#### [REQUIRED TASK]
Set down all of the entries word for word, omitting the images they contain.

#### [EXERCISE INPUT]
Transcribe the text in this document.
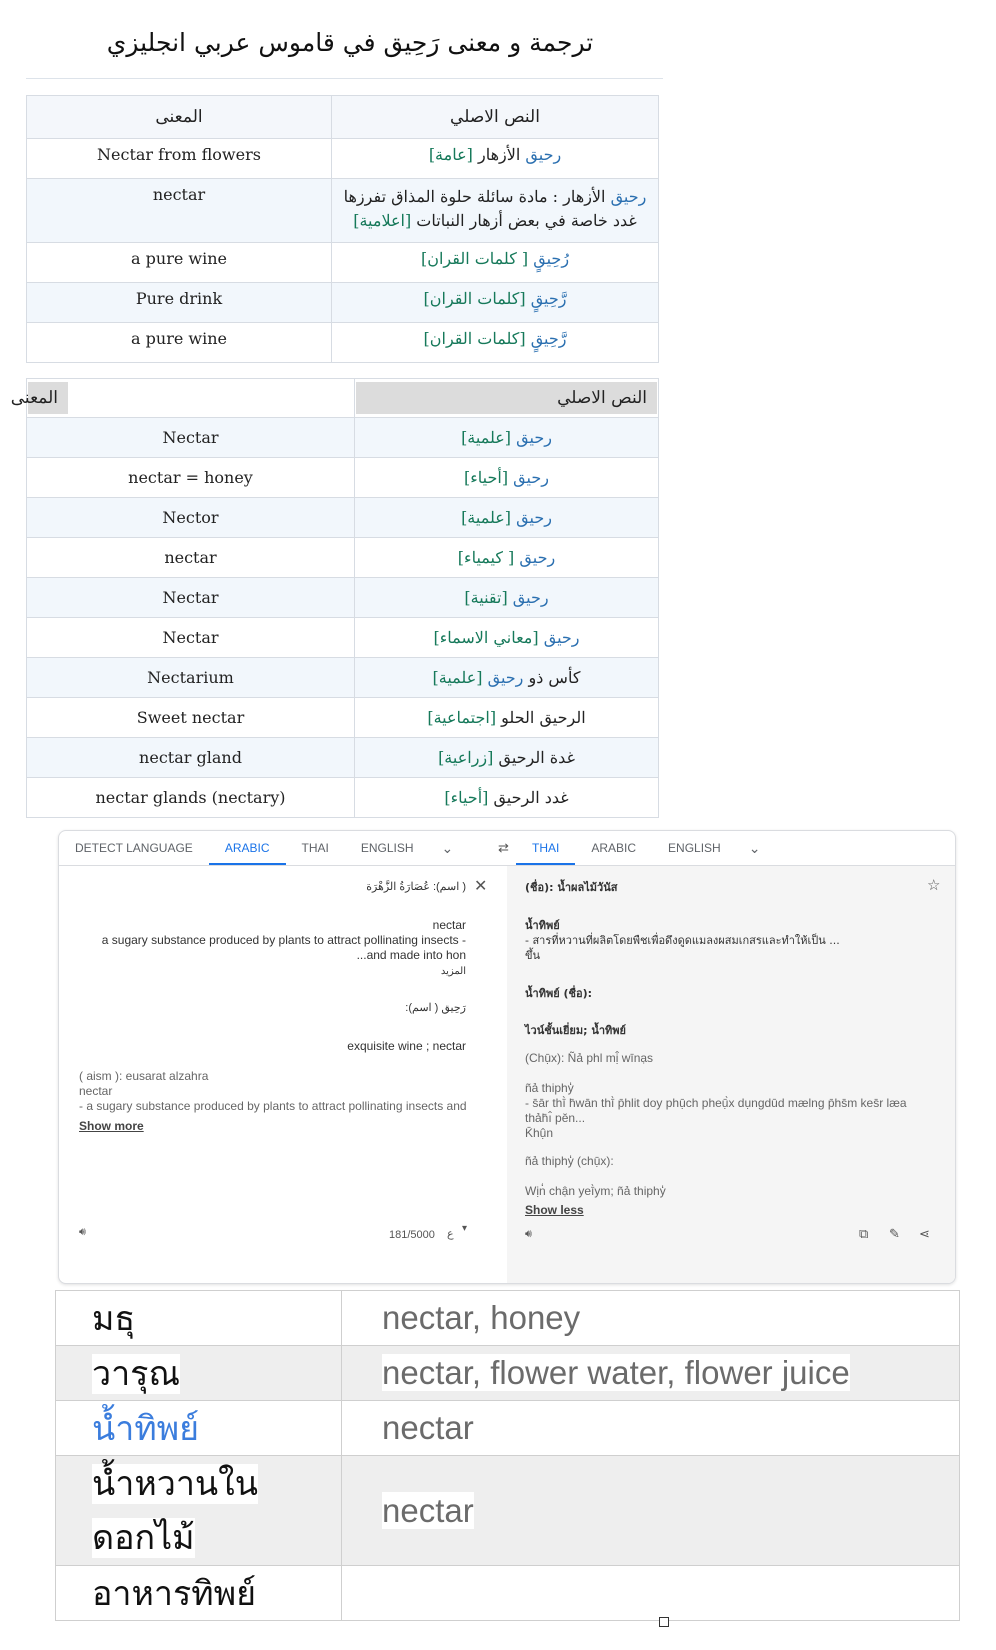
ترجمة و معنى رَحِيق في قاموس عربي انجليزي
المعنى	النص الاصلي
Nectar from flowers	رحيق الأزهار [عامة]
nectar	رحيق الأزهار : مادة سائلة حلوة المذاق تفرزها غدد خاصة في بعض أزهار النباتات [اعلامية]
a pure wine	رُحِيقٍ [ كلمات القران]
Pure drink	رَّحِيقٍ [كلمات القران]
a pure wine	رَّحِيقٍ [كلمات القران]
المعنى	النص الاصلي

Nectar	رحيق [علمية]
nectar = honey	رحيق [أحياء]
Nector	رحيق [علمية]
nectar	رحيق [ كيمياء]
Nectar	رحيق [تقنية]
Nectar	رحيق [معاني الاسماء]
Nectarium	كأس ذو رحيق [علمية]
Sweet nectar	الرحيق الحلو [اجتماعية]
nectar gland	غدة الرحيق [زراعية]
nectar glands (nectary)	غدد الرحيق [أحياء]
DETECT LANGUAGE	ARABIC	THAI	ENGLISH	⌄	⇄	THAI	ARABIC	ENGLISH	⌄
✕
( اسم): عُصَارَةُ الزَّهْرَة
nectar
a sugary substance produced by plants to attract pollinating insects -
...and made into hon
المزيد
رَحِيق ( اسم):
exquisite wine ; nectar
( aism ): eusarat alzahra
nectar
- a sugary substance produced by plants to attract pollinating insects and
Show more
🔊︎	181/5000 ع ▾
☆
(ชื่อ): น้ำผลไม้วันัส
น้ำทิพย์
- สารที่หวานที่ผลิตโดยพืชเพื่อดึงดูดแมลงผสมเกสรและทำให้เป็น ...
ขึ้น
น้ำทิพย์ (ชื่อ):
ไวน์ชั้นเยี่ยม; น้ำทิพย์
(Chụ̄x): Ñả phl mị̂ wīnạs
ñả thiphy̒
- s̄ār thī̀ h̄wān thī̀ p̄hlit doy phụ̄ch pheụ̄̀x dụngdūd mælng p̄hs̄m kes̄r læa thảh̄ı̂ pĕn...
K̄hụ̂n
ñả thiphy̒ (chụ̄x):
Wịn̒ chận yeī̀ym; ñả thiphy̒
Show less
🔊︎	⧉ ✎ ⋖
มธุ	nectar, honey
วารุณ	nectar, flower water, flower juice
น้ำทิพย์	nectar
น้ำหวานใน
ดอกไม้	nectar
อาหารทิพย์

#### [TASK RESULT]
Transcribe the text in this document.
ترجمة و معنى رَحِيق في قاموس عربي انجليزي
المعنى	النص الاصلي
Nectar from flowers	رحيق الأزهار [عامة]
nectar	رحيق الأزهار : مادة سائلة حلوة المذاق تفرزها غدد خاصة في بعض أزهار النباتات [اعلامية]
a pure wine	رُحِيقٍ [ كلمات القران]
Pure drink	رَّحِيقٍ [كلمات القران]
a pure wine	رَّحِيقٍ [كلمات القران]
المعنى	النص الاصلي

Nectar	رحيق [علمية]
nectar = honey	رحيق [أحياء]
Nector	رحيق [علمية]
nectar	رحيق [ كيمياء]
Nectar	رحيق [تقنية]
Nectar	رحيق [معاني الاسماء]
Nectarium	كأس ذو رحيق [علمية]
Sweet nectar	الرحيق الحلو [اجتماعية]
nectar gland	غدة الرحيق [زراعية]
nectar glands (nectary)	غدد الرحيق [أحياء]
DETECT LANGUAGE	ARABIC	THAI	ENGLISH	⌄	⇄	THAI	ARABIC	ENGLISH	⌄
✕
( اسم): عُصَارَةُ الزَّهْرَة
nectar
a sugary substance produced by plants to attract pollinating insects -
...and made into hon
المزيد
رَحِيق ( اسم):
exquisite wine ; nectar
( aism ): eusarat alzahra
nectar
- a sugary substance produced by plants to attract pollinating insects and
Show more
🔊︎	181/5000 ع ▾
☆
(ชื่อ): น้ำผลไม้วันัส
น้ำทิพย์
- สารที่หวานที่ผลิตโดยพืชเพื่อดึงดูดแมลงผสมเกสรและทำให้เป็น ...
ขึ้น
น้ำทิพย์ (ชื่อ):
ไวน์ชั้นเยี่ยม; น้ำทิพย์
(Chụ̄x): Ñả phl mị̂ wīnạs
ñả thiphy̒
- s̄ār thī̀ h̄wān thī̀ p̄hlit doy phụ̄ch pheụ̄̀x dụngdūd mælng p̄hs̄m kes̄r læa thảh̄ı̂ pĕn...
K̄hụ̂n
ñả thiphy̒ (chụ̄x):
Wịn̒ chận yeī̀ym; ñả thiphy̒
Show less
🔊︎	⧉ ✎ ⋖
มธุ	nectar, honey
วารุณ	nectar, flower water, flower juice
น้ำทิพย์	nectar
น้ำหวานใน
ดอกไม้	nectar
อาหารทิพย์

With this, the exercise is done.